## Given exercise
Copy the material that follows word for word and omit its pictures.

** Begin Records for this exercise **

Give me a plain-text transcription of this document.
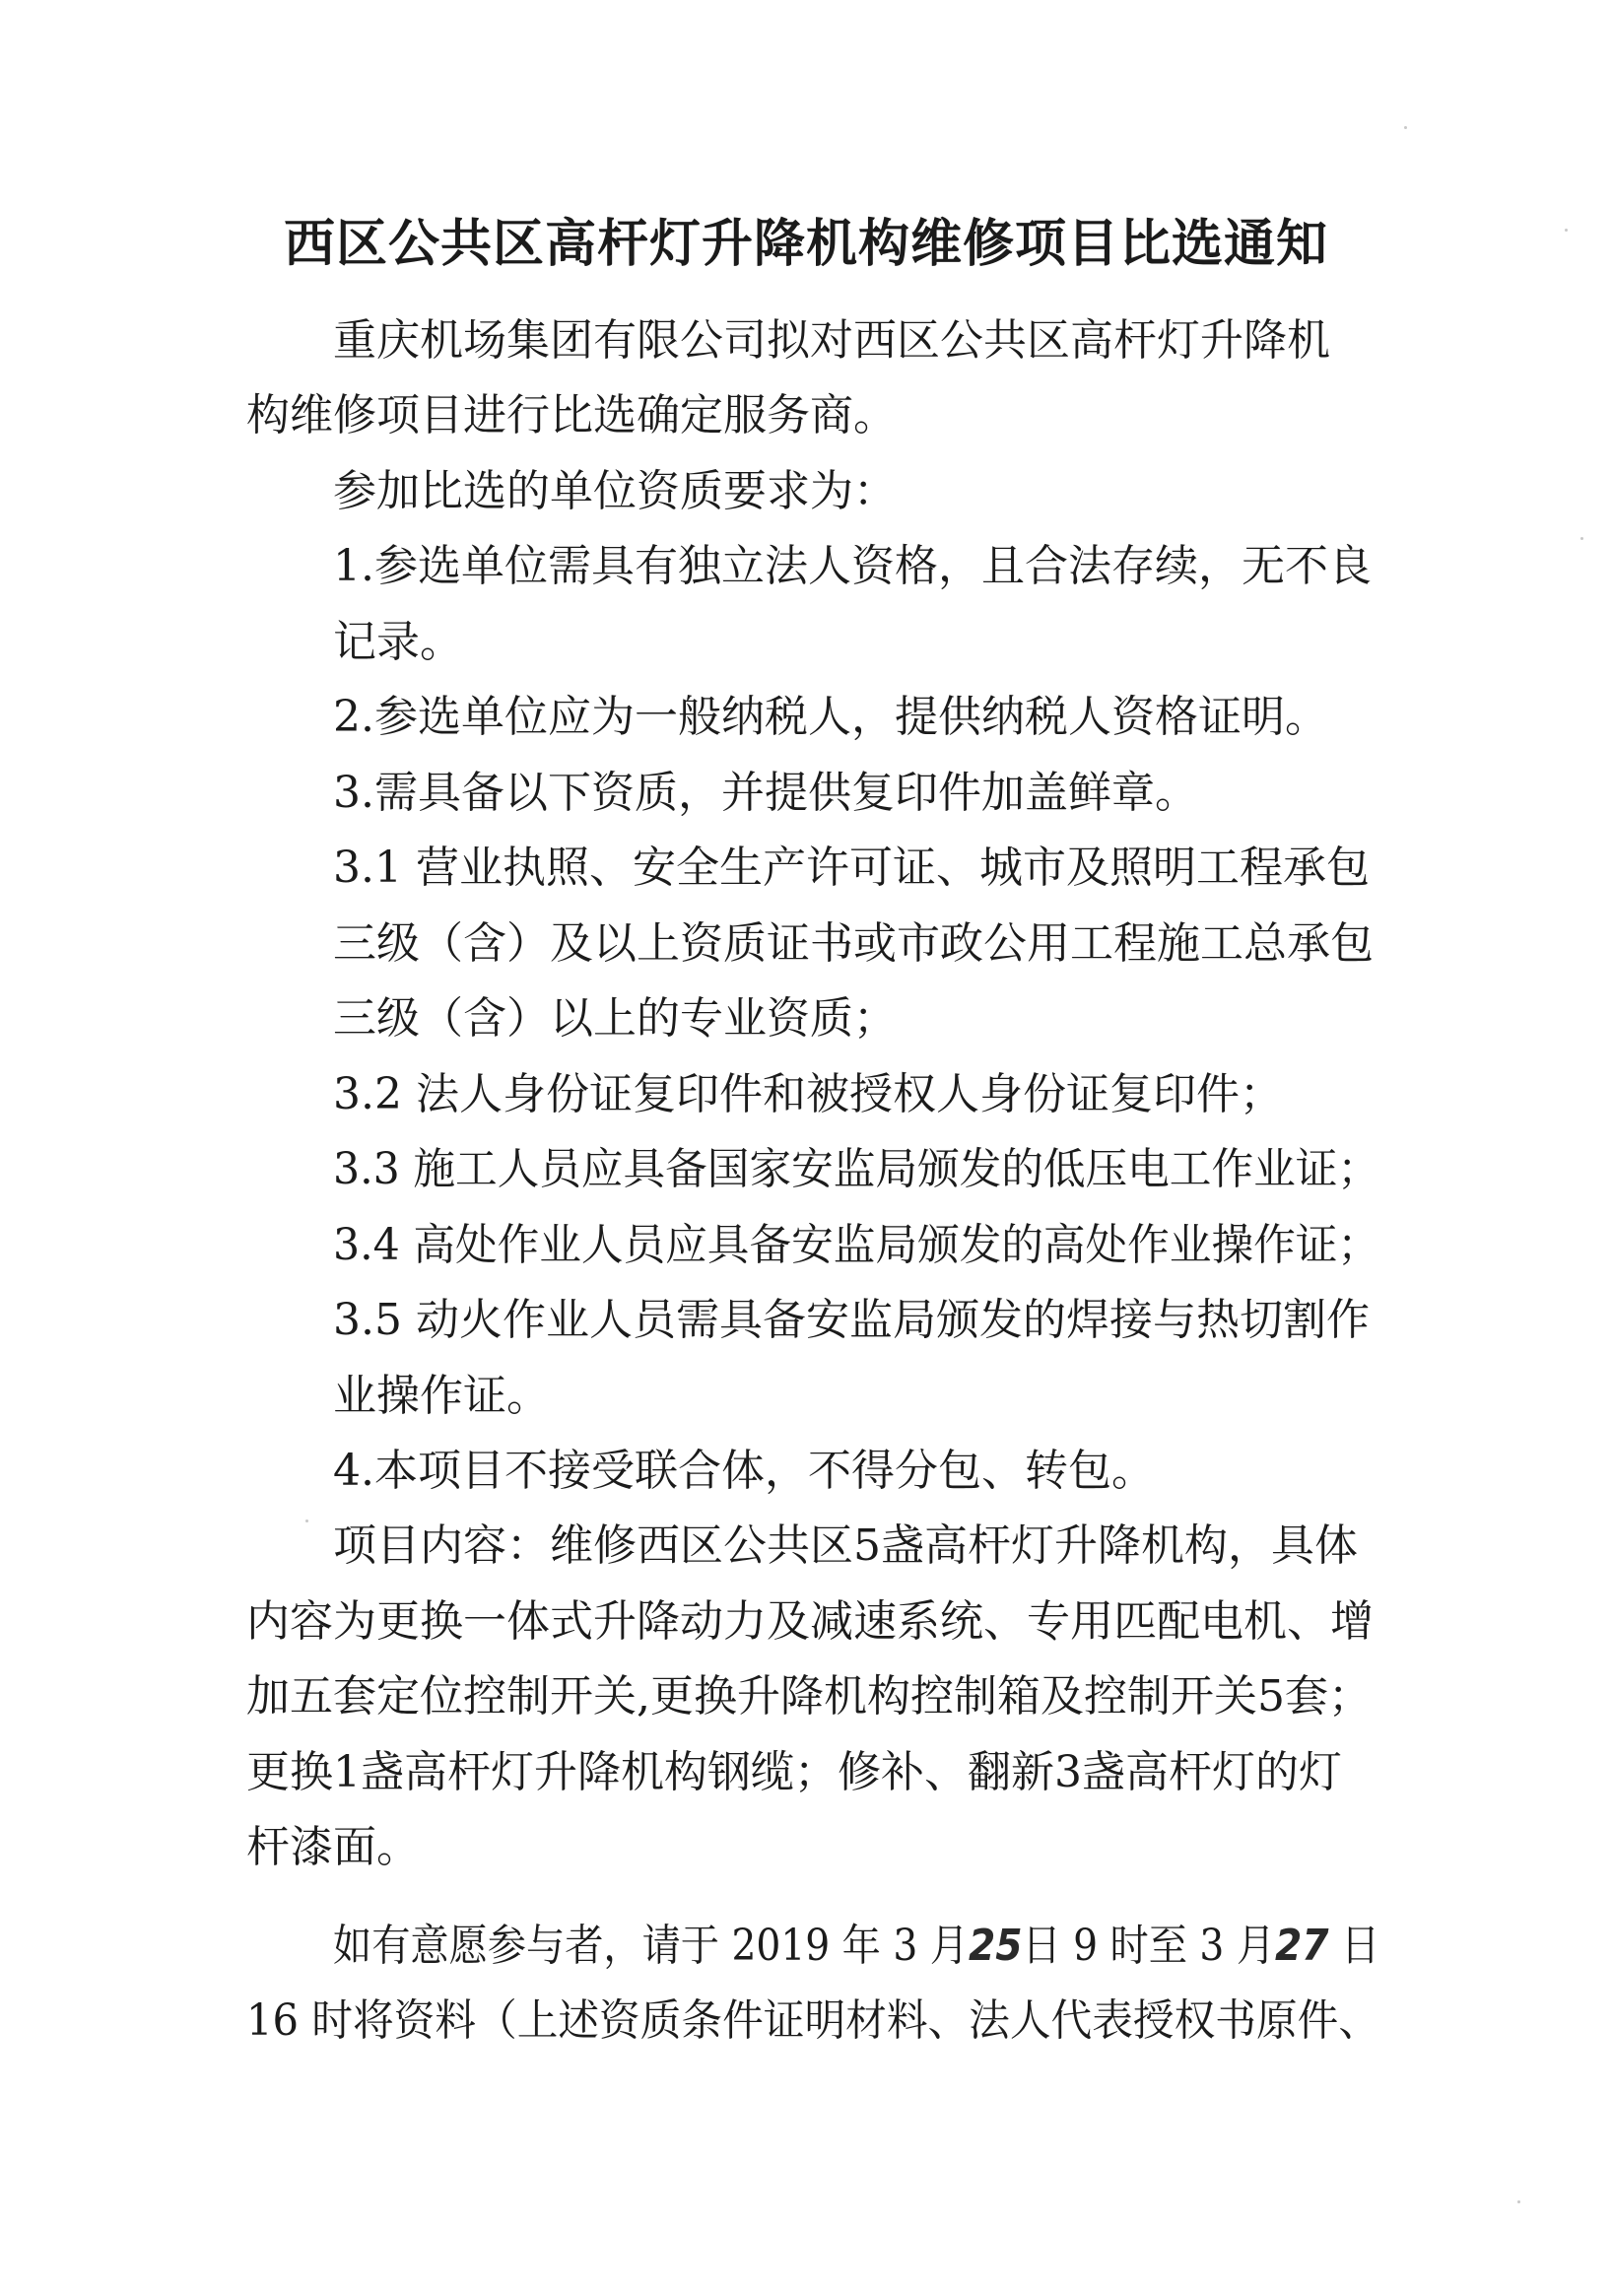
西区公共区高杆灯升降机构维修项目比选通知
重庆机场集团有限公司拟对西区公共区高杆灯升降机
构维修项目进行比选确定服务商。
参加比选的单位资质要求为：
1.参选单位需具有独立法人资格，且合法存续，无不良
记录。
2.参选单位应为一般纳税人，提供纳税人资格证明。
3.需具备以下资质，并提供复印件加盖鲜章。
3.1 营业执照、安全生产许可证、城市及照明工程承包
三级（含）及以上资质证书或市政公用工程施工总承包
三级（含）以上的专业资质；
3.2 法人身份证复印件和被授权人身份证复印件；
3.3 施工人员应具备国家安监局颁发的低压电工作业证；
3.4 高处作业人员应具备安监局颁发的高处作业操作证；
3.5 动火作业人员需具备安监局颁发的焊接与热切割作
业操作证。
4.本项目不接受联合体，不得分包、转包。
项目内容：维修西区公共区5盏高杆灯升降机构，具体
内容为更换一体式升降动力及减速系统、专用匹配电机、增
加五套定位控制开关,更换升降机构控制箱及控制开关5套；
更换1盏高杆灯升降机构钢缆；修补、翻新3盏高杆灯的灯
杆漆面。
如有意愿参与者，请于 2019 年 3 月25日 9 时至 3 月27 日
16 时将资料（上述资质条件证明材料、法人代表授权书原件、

** End Records for this exercise **

## Result
Give me a plain-text transcription of this document.
西区公共区高杆灯升降机构维修项目比选通知
重庆机场集团有限公司拟对西区公共区高杆灯升降机
构维修项目进行比选确定服务商。
参加比选的单位资质要求为：
1.参选单位需具有独立法人资格，且合法存续，无不良
记录。
2.参选单位应为一般纳税人，提供纳税人资格证明。
3.需具备以下资质，并提供复印件加盖鲜章。
3.1 营业执照、安全生产许可证、城市及照明工程承包
三级（含）及以上资质证书或市政公用工程施工总承包
三级（含）以上的专业资质；
3.2 法人身份证复印件和被授权人身份证复印件；
3.3 施工人员应具备国家安监局颁发的低压电工作业证；
3.4 高处作业人员应具备安监局颁发的高处作业操作证；
3.5 动火作业人员需具备安监局颁发的焊接与热切割作
业操作证。
4.本项目不接受联合体，不得分包、转包。
项目内容：维修西区公共区5盏高杆灯升降机构，具体
内容为更换一体式升降动力及减速系统、专用匹配电机、增
加五套定位控制开关,更换升降机构控制箱及控制开关5套；
更换1盏高杆灯升降机构钢缆；修补、翻新3盏高杆灯的灯
杆漆面。
如有意愿参与者，请于 2019 年 3 月25日 9 时至 3 月27 日
16 时将资料（上述资质条件证明材料、法人代表授权书原件、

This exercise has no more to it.